>> Start Provided entries

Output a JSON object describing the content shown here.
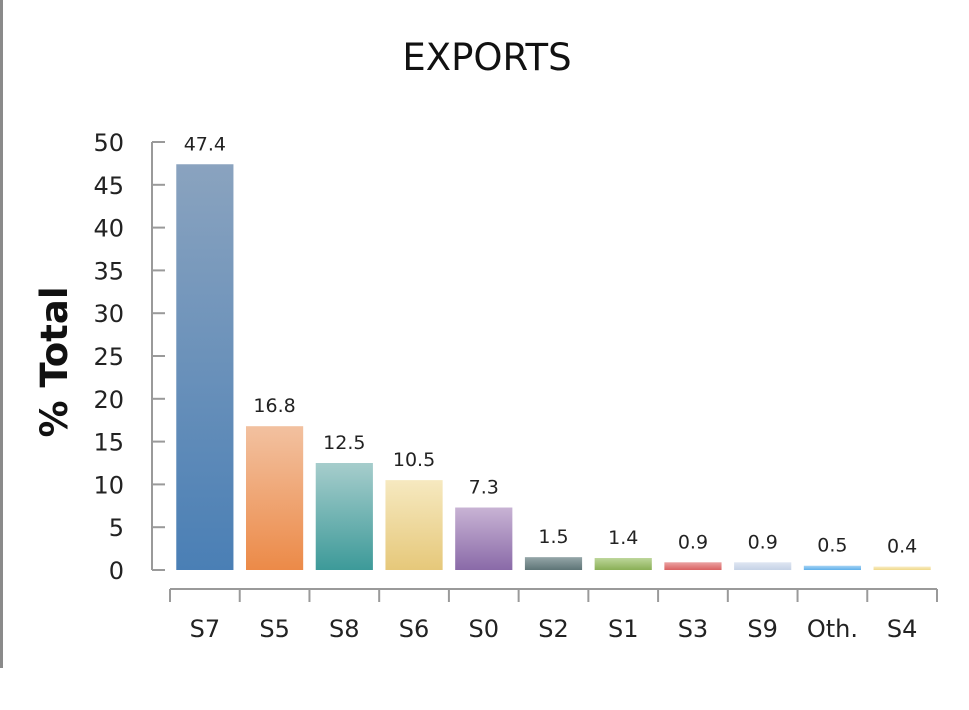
{
  "chart_data": {
    "type": "bar",
    "title": "EXPORTS",
    "ylabel": "% Total",
    "xlabel": "",
    "ylim": [
      0,
      50
    ],
    "yticks": [
      0,
      5,
      10,
      15,
      20,
      25,
      30,
      35,
      40,
      45,
      50
    ],
    "categories": [
      "S7",
      "S5",
      "S8",
      "S6",
      "S0",
      "S2",
      "S1",
      "S3",
      "S9",
      "Oth.",
      "S4"
    ],
    "values": [
      47.4,
      16.8,
      12.5,
      10.5,
      7.3,
      1.5,
      1.4,
      0.9,
      0.9,
      0.5,
      0.4
    ],
    "data_labels": [
      "47.4",
      "16.8",
      "12.5",
      "10.5",
      "7.3",
      "1.5",
      "1.4",
      "0.9",
      "0.9",
      "0.5",
      "0.4"
    ],
    "colors": [
      [
        "#8aa3bf",
        "#4a7fb5"
      ],
      [
        "#f2c1a0",
        "#ec8a48"
      ],
      [
        "#a6cdcc",
        "#3d9a99"
      ],
      [
        "#f6e9c0",
        "#e6c87a"
      ],
      [
        "#c8b3d4",
        "#8a6aa8"
      ],
      [
        "#95a6a8",
        "#5e7476"
      ],
      [
        "#bdd69a",
        "#8aaf56"
      ],
      [
        "#eba2a2",
        "#d96262"
      ],
      [
        "#dfe6f2",
        "#c5d2e6"
      ],
      [
        "#a5d3f4",
        "#5fb0ea"
      ],
      [
        "#f8ecc4",
        "#f0d98a"
      ]
    ],
    "grid": false,
    "legend": "none"
  }
}
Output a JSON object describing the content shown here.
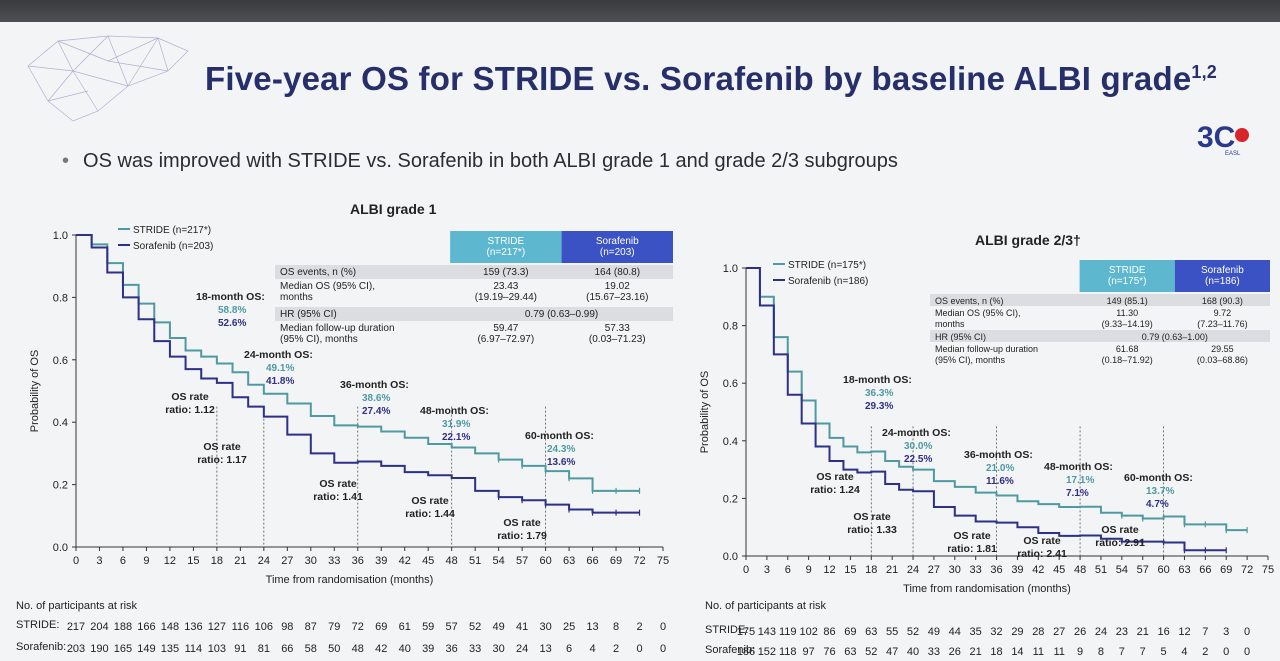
{
  "slide": {
    "title": "Five-year OS for STRIDE vs. Sorafenib by baseline ALBI grade",
    "title_sup": "1,2",
    "bullet": "OS was improved with STRIDE vs. Sorafenib in both ALBI grade 1 and grade 2/3 subgroups",
    "logo_text": "3C",
    "logo_sub": "EASL"
  },
  "colors": {
    "stride": "#4e9aa0",
    "sorafenib": "#2e2f86",
    "header_stride": "#5db7cf",
    "header_soraf": "#3b52c4"
  },
  "chart_data": [
    {
      "type": "line",
      "title": "ALBI grade 1",
      "xlabel": "Time from randomisation (months)",
      "ylabel": "Probability of OS",
      "xlim": [
        0,
        75
      ],
      "ylim": [
        0,
        1.0
      ],
      "xticks": [
        0,
        3,
        6,
        9,
        12,
        15,
        18,
        21,
        24,
        27,
        30,
        33,
        36,
        39,
        42,
        45,
        48,
        51,
        54,
        57,
        60,
        63,
        66,
        69,
        72,
        75
      ],
      "yticks": [
        "0.0",
        "0.2",
        "0.4",
        "0.6",
        "0.8",
        "1.0"
      ],
      "legend": [
        "STRIDE (n=217*)",
        "Sorafenib (n=203)"
      ],
      "series": [
        {
          "name": "STRIDE (n=217*)",
          "x": [
            0,
            2,
            4,
            6,
            8,
            10,
            12,
            14,
            16,
            18,
            20,
            22,
            24,
            27,
            30,
            33,
            36,
            39,
            42,
            45,
            48,
            51,
            54,
            57,
            60,
            63,
            66,
            69,
            72
          ],
          "values": [
            1.0,
            0.97,
            0.91,
            0.84,
            0.78,
            0.72,
            0.67,
            0.63,
            0.61,
            0.588,
            0.56,
            0.52,
            0.491,
            0.46,
            0.42,
            0.39,
            0.386,
            0.37,
            0.35,
            0.33,
            0.319,
            0.3,
            0.28,
            0.26,
            0.243,
            0.22,
            0.18,
            0.18,
            0.18
          ]
        },
        {
          "name": "Sorafenib (n=203)",
          "x": [
            0,
            2,
            4,
            6,
            8,
            10,
            12,
            14,
            16,
            18,
            20,
            22,
            24,
            27,
            30,
            33,
            36,
            39,
            42,
            45,
            48,
            51,
            54,
            57,
            60,
            63,
            66,
            69,
            72
          ],
          "values": [
            1.0,
            0.96,
            0.88,
            0.8,
            0.73,
            0.66,
            0.61,
            0.57,
            0.54,
            0.526,
            0.48,
            0.45,
            0.418,
            0.36,
            0.3,
            0.27,
            0.274,
            0.26,
            0.24,
            0.23,
            0.221,
            0.18,
            0.16,
            0.15,
            0.136,
            0.12,
            0.11,
            0.11,
            0.11
          ]
        }
      ],
      "annotations": [
        {
          "label": "18-month OS:",
          "stride": "58.8%",
          "soraf": "52.6%"
        },
        {
          "label": "24-month OS:",
          "stride": "49.1%",
          "soraf": "41.8%"
        },
        {
          "label": "36-month OS:",
          "stride": "38.6%",
          "soraf": "27.4%"
        },
        {
          "label": "48-month OS:",
          "stride": "31.9%",
          "soraf": "22.1%"
        },
        {
          "label": "60-month OS:",
          "stride": "24.3%",
          "soraf": "13.6%"
        }
      ],
      "ratios": [
        "OS rate\nratio: 1.12",
        "OS rate\nratio: 1.17",
        "OS rate\nratio: 1.41",
        "OS rate\nratio: 1.44",
        "OS rate\nratio: 1.79"
      ],
      "table": {
        "headers": [
          "STRIDE\n(n=217*)",
          "Sorafenib\n(n=203)"
        ],
        "rows": [
          [
            "OS events, n (%)",
            "159 (73.3)",
            "164 (80.8)"
          ],
          [
            "Median OS (95% CI),\nmonths",
            "23.43\n(19.19–29.44)",
            "19.02\n(15.67–23.16)"
          ],
          [
            "HR (95% CI)",
            "0.79 (0.63–0.99)",
            ""
          ],
          [
            "Median follow-up duration\n(95% CI), months",
            "59.47\n(6.97–72.97)",
            "57.33\n(0.03–71.23)"
          ]
        ]
      }
    },
    {
      "type": "line",
      "title": "ALBI grade 2/3†",
      "xlabel": "Time from randomisation (months)",
      "ylabel": "Probability of OS",
      "xlim": [
        0,
        75
      ],
      "ylim": [
        0,
        1.0
      ],
      "xticks": [
        0,
        3,
        6,
        9,
        12,
        15,
        18,
        21,
        24,
        27,
        30,
        33,
        36,
        39,
        42,
        45,
        48,
        51,
        54,
        57,
        60,
        63,
        66,
        69,
        72,
        75
      ],
      "yticks": [
        "0.0",
        "0.2",
        "0.4",
        "0.6",
        "0.8",
        "1.0"
      ],
      "legend": [
        "STRIDE (n=175*)",
        "Sorafenib (n=186)"
      ],
      "series": [
        {
          "name": "STRIDE (n=175*)",
          "x": [
            0,
            2,
            4,
            6,
            8,
            10,
            12,
            14,
            16,
            18,
            20,
            22,
            24,
            27,
            30,
            33,
            36,
            39,
            42,
            45,
            48,
            51,
            54,
            57,
            60,
            63,
            66,
            69,
            72
          ],
          "values": [
            1.0,
            0.9,
            0.76,
            0.64,
            0.54,
            0.46,
            0.41,
            0.38,
            0.36,
            0.363,
            0.33,
            0.31,
            0.3,
            0.26,
            0.24,
            0.22,
            0.21,
            0.19,
            0.18,
            0.17,
            0.171,
            0.15,
            0.14,
            0.13,
            0.137,
            0.11,
            0.11,
            0.09,
            0.09
          ]
        },
        {
          "name": "Sorafenib (n=186)",
          "x": [
            0,
            2,
            4,
            6,
            8,
            10,
            12,
            14,
            16,
            18,
            20,
            22,
            24,
            27,
            30,
            33,
            36,
            39,
            42,
            45,
            48,
            51,
            54,
            57,
            60,
            63,
            66,
            69
          ],
          "values": [
            1.0,
            0.87,
            0.7,
            0.56,
            0.46,
            0.38,
            0.33,
            0.3,
            0.29,
            0.293,
            0.25,
            0.23,
            0.225,
            0.17,
            0.14,
            0.12,
            0.116,
            0.1,
            0.08,
            0.07,
            0.071,
            0.06,
            0.05,
            0.05,
            0.047,
            0.02,
            0.02,
            0.02
          ]
        }
      ],
      "annotations": [
        {
          "label": "18-month OS:",
          "stride": "36.3%",
          "soraf": "29.3%"
        },
        {
          "label": "24-month OS:",
          "stride": "30.0%",
          "soraf": "22.5%"
        },
        {
          "label": "36-month OS:",
          "stride": "21.0%",
          "soraf": "11.6%"
        },
        {
          "label": "48-month OS:",
          "stride": "17.1%",
          "soraf": "7.1%"
        },
        {
          "label": "60-month OS:",
          "stride": "13.7%",
          "soraf": "4.7%"
        }
      ],
      "ratios": [
        "OS rate\nratio: 1.24",
        "OS rate\nratio: 1.33",
        "OS rate\nratio: 1.81",
        "OS rate\nratio: 2.41",
        "OS rate\nratio: 2.91"
      ],
      "table": {
        "headers": [
          "STRIDE\n(n=175*)",
          "Sorafenib\n(n=186)"
        ],
        "rows": [
          [
            "OS events, n (%)",
            "149 (85.1)",
            "168 (90.3)"
          ],
          [
            "Median OS (95% CI),\nmonths",
            "11.30\n(9.33–14.19)",
            "9.72\n(7.23–11.76)"
          ],
          [
            "HR (95% CI)",
            "0.79 (0.63–1.00)",
            ""
          ],
          [
            "Median follow-up duration\n(95% CI), months",
            "61.68\n(0.18–71.92)",
            "29.55\n(0.03–68.86)"
          ]
        ]
      }
    }
  ],
  "risk": {
    "title": "No. of participants at risk",
    "left": {
      "stride_label": "STRIDE:",
      "soraf_label": "Sorafenib:",
      "stride": [
        "217",
        "204",
        "188",
        "166",
        "148",
        "136",
        "127",
        "116",
        "106",
        "98",
        "87",
        "79",
        "72",
        "69",
        "61",
        "59",
        "57",
        "52",
        "49",
        "41",
        "30",
        "25",
        "13",
        "8",
        "2",
        "0"
      ],
      "soraf": [
        "203",
        "190",
        "165",
        "149",
        "135",
        "114",
        "103",
        "91",
        "81",
        "66",
        "58",
        "50",
        "48",
        "42",
        "40",
        "39",
        "36",
        "33",
        "30",
        "24",
        "13",
        "6",
        "4",
        "2",
        "0",
        "0"
      ]
    },
    "right": {
      "stride_label": "STRIDE:",
      "soraf_label": "Sorafenib:",
      "stride": [
        "175",
        "143",
        "119",
        "102",
        "86",
        "69",
        "63",
        "55",
        "52",
        "49",
        "44",
        "35",
        "32",
        "29",
        "28",
        "27",
        "26",
        "24",
        "23",
        "21",
        "16",
        "12",
        "7",
        "3",
        "0"
      ],
      "soraf": [
        "186",
        "152",
        "118",
        "97",
        "76",
        "63",
        "52",
        "47",
        "40",
        "33",
        "26",
        "21",
        "18",
        "14",
        "11",
        "11",
        "9",
        "8",
        "7",
        "7",
        "5",
        "4",
        "2",
        "0",
        "0"
      ]
    }
  }
}
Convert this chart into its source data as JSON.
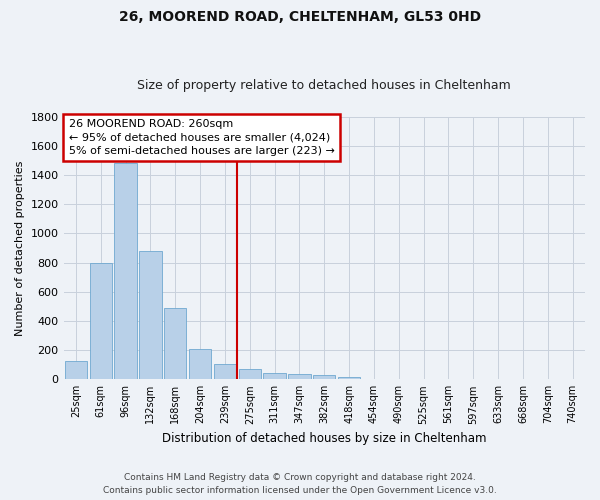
{
  "title": "26, MOOREND ROAD, CHELTENHAM, GL53 0HD",
  "subtitle": "Size of property relative to detached houses in Cheltenham",
  "xlabel": "Distribution of detached houses by size in Cheltenham",
  "ylabel": "Number of detached properties",
  "categories": [
    "25sqm",
    "61sqm",
    "96sqm",
    "132sqm",
    "168sqm",
    "204sqm",
    "239sqm",
    "275sqm",
    "311sqm",
    "347sqm",
    "382sqm",
    "418sqm",
    "454sqm",
    "490sqm",
    "525sqm",
    "561sqm",
    "597sqm",
    "633sqm",
    "668sqm",
    "704sqm",
    "740sqm"
  ],
  "values": [
    125,
    800,
    1480,
    880,
    490,
    205,
    105,
    70,
    45,
    35,
    28,
    15,
    5,
    2,
    1,
    0,
    0,
    0,
    0,
    0,
    0
  ],
  "bar_color": "#b8d0e8",
  "bar_edgecolor": "#6fa8d0",
  "vline_color": "#cc0000",
  "vline_x": 7,
  "annotation_text": "26 MOOREND ROAD: 260sqm\n← 95% of detached houses are smaller (4,024)\n5% of semi-detached houses are larger (223) →",
  "annotation_box_edgecolor": "#cc0000",
  "ylim": [
    0,
    1800
  ],
  "yticks": [
    0,
    200,
    400,
    600,
    800,
    1000,
    1200,
    1400,
    1600,
    1800
  ],
  "background_color": "#eef2f7",
  "grid_color": "#c8d0dc",
  "title_fontsize": 10,
  "subtitle_fontsize": 9,
  "footer": "Contains HM Land Registry data © Crown copyright and database right 2024.\nContains public sector information licensed under the Open Government Licence v3.0.",
  "footer_fontsize": 6.5
}
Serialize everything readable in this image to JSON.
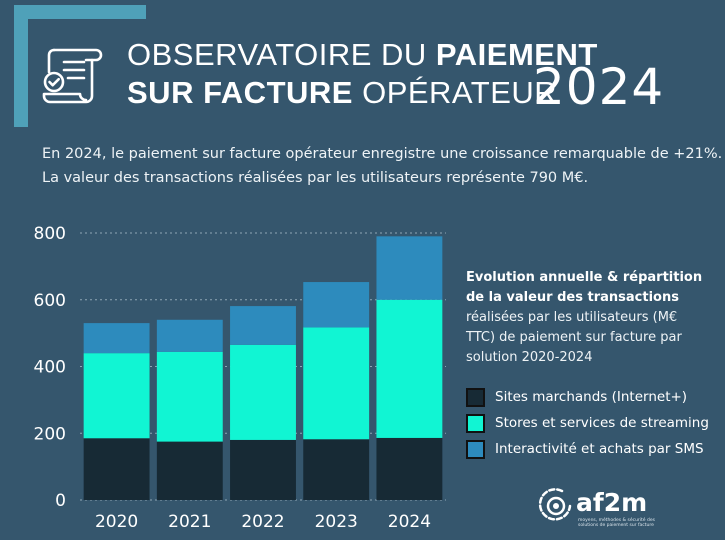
{
  "header": {
    "title_line1_thin": "OBSERVATOIRE DU",
    "title_line1_bold": "PAIEMENT",
    "title_line2_bold": "SUR FACTURE",
    "title_line2_thin": "OPÉRATEUR",
    "year": "2024",
    "icon": "invoice-check-icon"
  },
  "intro": {
    "line1": "En 2024, le paiement sur facture opérateur enregistre une croissance remarquable de +21%.",
    "line2": "La valeur des transactions réalisées par les utilisateurs représente 790 M€."
  },
  "legend": {
    "description_bold": "Evolution annuelle & répartition de la valeur des transactions",
    "description_rest": "réalisées par les utilisateurs (M€ TTC) de paiement sur facture par solution 2020-2024"
  },
  "colors": {
    "background": "#35566d",
    "accent": "#4fa1b9",
    "sites": "#172a35",
    "streaming": "#11f5d3",
    "sms": "#2d8bbd",
    "axis_text": "#ffffff"
  },
  "chart_data": {
    "type": "bar",
    "stacked": true,
    "categories": [
      "2020",
      "2021",
      "2022",
      "2023",
      "2024"
    ],
    "series": [
      {
        "name": "Sites marchands (Internet+)",
        "color": "#172a35",
        "values": [
          185,
          175,
          180,
          182,
          186
        ]
      },
      {
        "name": "Stores et services de streaming",
        "color": "#11f5d3",
        "values": [
          255,
          269,
          285,
          335,
          414
        ]
      },
      {
        "name": "Interactivité et achats par SMS",
        "color": "#2d8bbd",
        "values": [
          90,
          96,
          116,
          136,
          190
        ]
      }
    ],
    "yticks": [
      0,
      200,
      400,
      600,
      800
    ],
    "ylim": [
      0,
      800
    ],
    "grid": true
  },
  "logo": {
    "name": "af2m",
    "tagline": "moyens, méthodes & sécurité des solutions de paiement sur facture"
  }
}
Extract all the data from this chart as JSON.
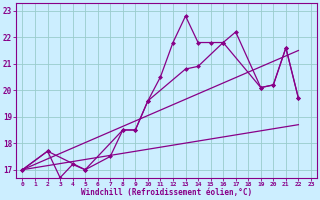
{
  "xlabel": "Windchill (Refroidissement éolien,°C)",
  "bg_color": "#cceeff",
  "grid_color": "#99cccc",
  "line_color": "#880088",
  "xlim": [
    -0.5,
    23.5
  ],
  "ylim": [
    16.7,
    23.3
  ],
  "yticks": [
    17,
    18,
    19,
    20,
    21,
    22,
    23
  ],
  "xticks": [
    0,
    1,
    2,
    3,
    4,
    5,
    6,
    7,
    8,
    9,
    10,
    11,
    12,
    13,
    14,
    15,
    16,
    17,
    18,
    19,
    20,
    21,
    22,
    23
  ],
  "line1_x": [
    0,
    2,
    3,
    4,
    5,
    7,
    8,
    9,
    10,
    13,
    14,
    16,
    19,
    20,
    21,
    22
  ],
  "line1_y": [
    17.0,
    17.7,
    16.7,
    17.2,
    17.0,
    17.5,
    18.5,
    18.5,
    19.6,
    20.8,
    20.9,
    21.8,
    20.1,
    20.2,
    21.6,
    19.7
  ],
  "line2_x": [
    0,
    2,
    5,
    8,
    9,
    10,
    11,
    12,
    13,
    14,
    15,
    16,
    17,
    19,
    20,
    21,
    22
  ],
  "line2_y": [
    17.0,
    17.7,
    17.0,
    18.5,
    18.5,
    19.6,
    20.5,
    21.8,
    22.8,
    21.8,
    21.8,
    21.8,
    22.2,
    20.1,
    20.2,
    21.6,
    19.7
  ],
  "line3_x": [
    0,
    22
  ],
  "line3_y": [
    17.0,
    18.7
  ],
  "line4_x": [
    0,
    22
  ],
  "line4_y": [
    17.0,
    21.5
  ]
}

>> End Provided entries

Task to complete: Look through the data above. Find each line with the string "ROAD" and copy it.

Final result:
  "title": "26, MOOREND ROAD, CHELTENHAM, GL53 0HD",
  "annotation_text": "26 MOOREND ROAD: 260sqm\n← 95% of detached houses are smaller (4,024)\n5% of semi-detached houses are larger (223) →",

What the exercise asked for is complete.